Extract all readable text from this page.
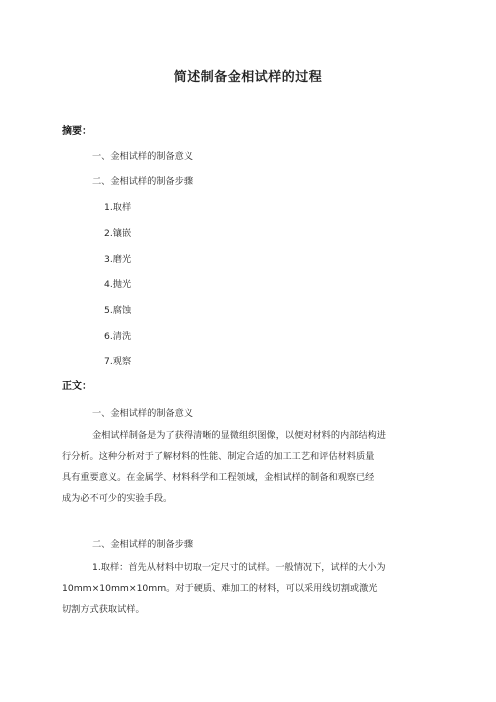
简述制备金相试样的过程
摘要：
一、金相试样的制备意义
二、金相试样的制备步骤
1.取样
2.镶嵌
3.磨光
4.抛光
5.腐蚀
6.清洗
7.观察
正文：
一、金相试样的制备意义
金相试样制备是为了获得清晰的显微组织图像，以便对材料的内部结构进
行分析。这种分析对于了解材料的性能、制定合适的加工工艺和评估材料质量
具有重要意义。在金属学、材料科学和工程领域，金相试样的制备和观察已经
成为必不可少的实验手段。
二、金相试样的制备步骤
1.取样：首先从材料中切取一定尺寸的试样。一般情况下，试样的大小为
10mm×10mm×10mm。对于硬质、难加工的材料，可以采用线切割或激光
切割方式获取试样。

========================================================================

GIVEN REQUEST: Omit every picture, then reproduce the rest of the listing exactly.

TASK RESPONSE:
Extract all readable text from this page.
简述制备金相试样的过程
摘要：
一、金相试样的制备意义
二、金相试样的制备步骤
1.取样
2.镶嵌
3.磨光
4.抛光
5.腐蚀
6.清洗
7.观察
正文：
一、金相试样的制备意义
金相试样制备是为了获得清晰的显微组织图像，以便对材料的内部结构进
行分析。这种分析对于了解材料的性能、制定合适的加工工艺和评估材料质量
具有重要意义。在金属学、材料科学和工程领域，金相试样的制备和观察已经
成为必不可少的实验手段。
二、金相试样的制备步骤
1.取样：首先从材料中切取一定尺寸的试样。一般情况下，试样的大小为
10mm×10mm×10mm。对于硬质、难加工的材料，可以采用线切割或激光
切割方式获取试样。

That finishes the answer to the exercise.